Each line below should be reproduced without any alteration.

Record list:
######

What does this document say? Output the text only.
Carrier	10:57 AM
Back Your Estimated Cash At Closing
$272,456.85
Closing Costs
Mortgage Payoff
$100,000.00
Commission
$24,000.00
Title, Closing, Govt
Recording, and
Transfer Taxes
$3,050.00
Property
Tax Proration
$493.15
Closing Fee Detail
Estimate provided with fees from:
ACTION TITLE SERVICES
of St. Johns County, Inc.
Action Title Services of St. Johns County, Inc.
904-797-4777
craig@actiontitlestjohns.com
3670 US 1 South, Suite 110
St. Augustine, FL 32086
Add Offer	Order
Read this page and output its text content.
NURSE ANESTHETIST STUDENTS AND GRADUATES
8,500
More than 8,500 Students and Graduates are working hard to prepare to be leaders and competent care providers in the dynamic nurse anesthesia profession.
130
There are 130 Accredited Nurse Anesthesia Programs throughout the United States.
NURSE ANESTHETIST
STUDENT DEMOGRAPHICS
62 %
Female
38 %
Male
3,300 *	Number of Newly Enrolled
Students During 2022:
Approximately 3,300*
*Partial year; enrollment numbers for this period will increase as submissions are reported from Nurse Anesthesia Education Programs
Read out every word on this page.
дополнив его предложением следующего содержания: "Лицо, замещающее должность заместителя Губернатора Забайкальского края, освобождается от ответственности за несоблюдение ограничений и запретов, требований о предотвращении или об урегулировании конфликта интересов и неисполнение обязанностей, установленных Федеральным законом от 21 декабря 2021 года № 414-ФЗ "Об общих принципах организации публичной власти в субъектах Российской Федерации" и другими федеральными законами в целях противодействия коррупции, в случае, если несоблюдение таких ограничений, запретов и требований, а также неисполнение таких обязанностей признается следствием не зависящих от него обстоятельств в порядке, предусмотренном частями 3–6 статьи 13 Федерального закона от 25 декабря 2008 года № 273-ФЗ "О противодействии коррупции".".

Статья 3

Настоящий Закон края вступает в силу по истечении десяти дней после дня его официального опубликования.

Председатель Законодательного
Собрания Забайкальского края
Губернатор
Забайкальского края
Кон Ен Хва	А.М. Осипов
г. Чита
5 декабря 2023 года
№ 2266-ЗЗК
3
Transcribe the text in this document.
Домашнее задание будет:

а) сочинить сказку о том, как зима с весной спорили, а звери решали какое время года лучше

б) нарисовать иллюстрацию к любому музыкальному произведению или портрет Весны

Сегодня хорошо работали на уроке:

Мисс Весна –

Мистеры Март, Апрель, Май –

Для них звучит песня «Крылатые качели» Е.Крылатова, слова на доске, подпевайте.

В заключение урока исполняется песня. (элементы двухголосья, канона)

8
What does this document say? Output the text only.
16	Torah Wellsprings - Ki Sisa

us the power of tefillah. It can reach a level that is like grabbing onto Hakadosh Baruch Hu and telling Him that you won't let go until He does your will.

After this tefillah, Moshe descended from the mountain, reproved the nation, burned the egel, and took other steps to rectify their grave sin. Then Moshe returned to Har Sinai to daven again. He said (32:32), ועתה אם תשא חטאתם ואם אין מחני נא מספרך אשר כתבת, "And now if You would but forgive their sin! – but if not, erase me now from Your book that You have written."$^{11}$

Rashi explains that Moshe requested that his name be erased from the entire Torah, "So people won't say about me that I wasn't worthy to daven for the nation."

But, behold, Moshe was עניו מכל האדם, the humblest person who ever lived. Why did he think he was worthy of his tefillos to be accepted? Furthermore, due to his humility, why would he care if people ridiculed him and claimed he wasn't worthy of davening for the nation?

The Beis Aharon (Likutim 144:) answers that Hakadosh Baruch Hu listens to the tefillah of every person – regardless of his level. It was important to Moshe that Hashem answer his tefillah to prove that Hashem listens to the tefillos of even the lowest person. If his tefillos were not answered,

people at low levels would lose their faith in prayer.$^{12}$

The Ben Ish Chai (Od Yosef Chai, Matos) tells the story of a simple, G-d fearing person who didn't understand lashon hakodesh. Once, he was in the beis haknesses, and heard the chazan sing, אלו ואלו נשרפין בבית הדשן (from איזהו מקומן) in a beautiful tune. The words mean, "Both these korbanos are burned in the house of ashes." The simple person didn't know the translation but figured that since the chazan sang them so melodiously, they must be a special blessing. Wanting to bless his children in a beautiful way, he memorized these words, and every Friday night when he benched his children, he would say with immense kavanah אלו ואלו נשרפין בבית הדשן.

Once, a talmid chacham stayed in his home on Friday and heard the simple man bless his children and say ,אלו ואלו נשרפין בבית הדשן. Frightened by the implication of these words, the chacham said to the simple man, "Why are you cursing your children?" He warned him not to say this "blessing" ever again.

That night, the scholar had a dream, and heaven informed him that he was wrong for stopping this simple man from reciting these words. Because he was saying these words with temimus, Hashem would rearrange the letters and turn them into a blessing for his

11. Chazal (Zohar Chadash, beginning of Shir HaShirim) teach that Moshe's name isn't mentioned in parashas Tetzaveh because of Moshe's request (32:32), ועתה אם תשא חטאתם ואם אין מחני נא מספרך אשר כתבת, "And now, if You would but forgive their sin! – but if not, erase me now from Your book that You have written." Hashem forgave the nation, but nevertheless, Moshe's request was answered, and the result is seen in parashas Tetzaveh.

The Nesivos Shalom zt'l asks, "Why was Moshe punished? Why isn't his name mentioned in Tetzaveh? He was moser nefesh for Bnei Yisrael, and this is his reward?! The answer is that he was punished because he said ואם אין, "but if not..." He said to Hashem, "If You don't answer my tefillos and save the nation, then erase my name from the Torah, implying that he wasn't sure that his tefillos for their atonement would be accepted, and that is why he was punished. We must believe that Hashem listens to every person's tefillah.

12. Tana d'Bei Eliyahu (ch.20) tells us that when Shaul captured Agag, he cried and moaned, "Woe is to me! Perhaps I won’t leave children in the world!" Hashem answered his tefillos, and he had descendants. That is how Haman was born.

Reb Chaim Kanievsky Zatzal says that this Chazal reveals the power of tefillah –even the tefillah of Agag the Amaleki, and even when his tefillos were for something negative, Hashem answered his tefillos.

######

Response to this task:
What does this document say? Output the text only.
Carrier	10:57 AM
Back Your Estimated Cash At Closing
$272,456.85
Closing Costs
Mortgage Payoff
$100,000.00
Commission
$24,000.00
Title, Closing, Govt
Recording, and
Transfer Taxes
$3,050.00
Property
Tax Proration
$493.15
Closing Fee Detail
Estimate provided with fees from:
ACTION TITLE SERVICES
of St. Johns County, Inc.
Action Title Services of St. Johns County, Inc.
904-797-4777
craig@actiontitlestjohns.com
3670 US 1 South, Suite 110
St. Augustine, FL 32086
Add Offer	Order
Read this page and output its text content.
NURSE ANESTHETIST STUDENTS AND GRADUATES
8,500
More than 8,500 Students and Graduates are working hard to prepare to be leaders and competent care providers in the dynamic nurse anesthesia profession.
130
There are 130 Accredited Nurse Anesthesia Programs throughout the United States.
NURSE ANESTHETIST
STUDENT DEMOGRAPHICS
62 %
Female
38 %
Male
3,300 *	Number of Newly Enrolled
Students During 2022:
Approximately 3,300*
*Partial year; enrollment numbers for this period will increase as submissions are reported from Nurse Anesthesia Education Programs
Read out every word on this page.
дополнив его предложением следующего содержания: "Лицо, замещающее должность заместителя Губернатора Забайкальского края, освобождается от ответственности за несоблюдение ограничений и запретов, требований о предотвращении или об урегулировании конфликта интересов и неисполнение обязанностей, установленных Федеральным законом от 21 декабря 2021 года № 414-ФЗ "Об общих принципах организации публичной власти в субъектах Российской Федерации" и другими федеральными законами в целях противодействия коррупции, в случае, если несоблюдение таких ограничений, запретов и требований, а также неисполнение таких обязанностей признается следствием не зависящих от него обстоятельств в порядке, предусмотренном частями 3–6 статьи 13 Федерального закона от 25 декабря 2008 года № 273-ФЗ "О противодействии коррупции".".

Статья 3

Настоящий Закон края вступает в силу по истечении десяти дней после дня его официального опубликования.

Председатель Законодательного
Собрания Забайкальского края
Губернатор
Забайкальского края
Кон Ен Хва	А.М. Осипов
г. Чита
5 декабря 2023 года
№ 2266-ЗЗК
3
Transcribe the text in this document.
Домашнее задание будет:

а) сочинить сказку о том, как зима с весной спорили, а звери решали какое время года лучше

б) нарисовать иллюстрацию к любому музыкальному произведению или портрет Весны

Сегодня хорошо работали на уроке:

Мисс Весна –

Мистеры Март, Апрель, Май –

Для них звучит песня «Крылатые качели» Е.Крылатова, слова на доске, подпевайте.

В заключение урока исполняется песня. (элементы двухголосья, канона)

8
What does this document say? Output the text only.
16	Torah Wellsprings - Ki Sisa

us the power of tefillah. It can reach a level that is like grabbing onto Hakadosh Baruch Hu and telling Him that you won't let go until He does your will.

After this tefillah, Moshe descended from the mountain, reproved the nation, burned the egel, and took other steps to rectify their grave sin. Then Moshe returned to Har Sinai to daven again. He said (32:32), ועתה אם תשא חטאתם ואם אין מחני נא מספרך אשר כתבת, "And now if You would but forgive their sin! – but if not, erase me now from Your book that You have written."$^{11}$

Rashi explains that Moshe requested that his name be erased from the entire Torah, "So people won't say about me that I wasn't worthy to daven for the nation."

But, behold, Moshe was עניו מכל האדם, the humblest person who ever lived. Why did he think he was worthy of his tefillos to be accepted? Furthermore, due to his humility, why would he care if people ridiculed him and claimed he wasn't worthy of davening for the nation?

The Beis Aharon (Likutim 144:) answers that Hakadosh Baruch Hu listens to the tefillah of every person – regardless of his level. It was important to Moshe that Hashem answer his tefillah to prove that Hashem listens to the tefillos of even the lowest person. If his tefillos were not answered,

people at low levels would lose their faith in prayer.$^{12}$

The Ben Ish Chai (Od Yosef Chai, Matos) tells the story of a simple, G-d fearing person who didn't understand lashon hakodesh. Once, he was in the beis haknesses, and heard the chazan sing, אלו ואלו נשרפין בבית הדשן (from איזהו מקומן) in a beautiful tune. The words mean, "Both these korbanos are burned in the house of ashes." The simple person didn't know the translation but figured that since the chazan sang them so melodiously, they must be a special blessing. Wanting to bless his children in a beautiful way, he memorized these words, and every Friday night when he benched his children, he would say with immense kavanah אלו ואלו נשרפין בבית הדשן.

Once, a talmid chacham stayed in his home on Friday and heard the simple man bless his children and say ,אלו ואלו נשרפין בבית הדשן. Frightened by the implication of these words, the chacham said to the simple man, "Why are you cursing your children?" He warned him not to say this "blessing" ever again.

That night, the scholar had a dream, and heaven informed him that he was wrong for stopping this simple man from reciting these words. Because he was saying these words with temimus, Hashem would rearrange the letters and turn them into a blessing for his

11. Chazal (Zohar Chadash, beginning of Shir HaShirim) teach that Moshe's name isn't mentioned in parashas Tetzaveh because of Moshe's request (32:32), ועתה אם תשא חטאתם ואם אין מחני נא מספרך אשר כתבת, "And now, if You would but forgive their sin! – but if not, erase me now from Your book that You have written." Hashem forgave the nation, but nevertheless, Moshe's request was answered, and the result is seen in parashas Tetzaveh.

The Nesivos Shalom zt'l asks, "Why was Moshe punished? Why isn't his name mentioned in Tetzaveh? He was moser nefesh for Bnei Yisrael, and this is his reward?! The answer is that he was punished because he said ואם אין, "but if not..." He said to Hashem, "If You don't answer my tefillos and save the nation, then erase my name from the Torah, implying that he wasn't sure that his tefillos for their atonement would be accepted, and that is why he was punished. We must believe that Hashem listens to every person's tefillah.

12. Tana d'Bei Eliyahu (ch.20) tells us that when Shaul captured Agag, he cried and moaned, "Woe is to me! Perhaps I won’t leave children in the world!" Hashem answered his tefillos, and he had descendants. That is how Haman was born.

Reb Chaim Kanievsky Zatzal says that this Chazal reveals the power of tefillah –even the tefillah of Agag the Amaleki, and even when his tefillos were for something negative, Hashem answered his tefillos.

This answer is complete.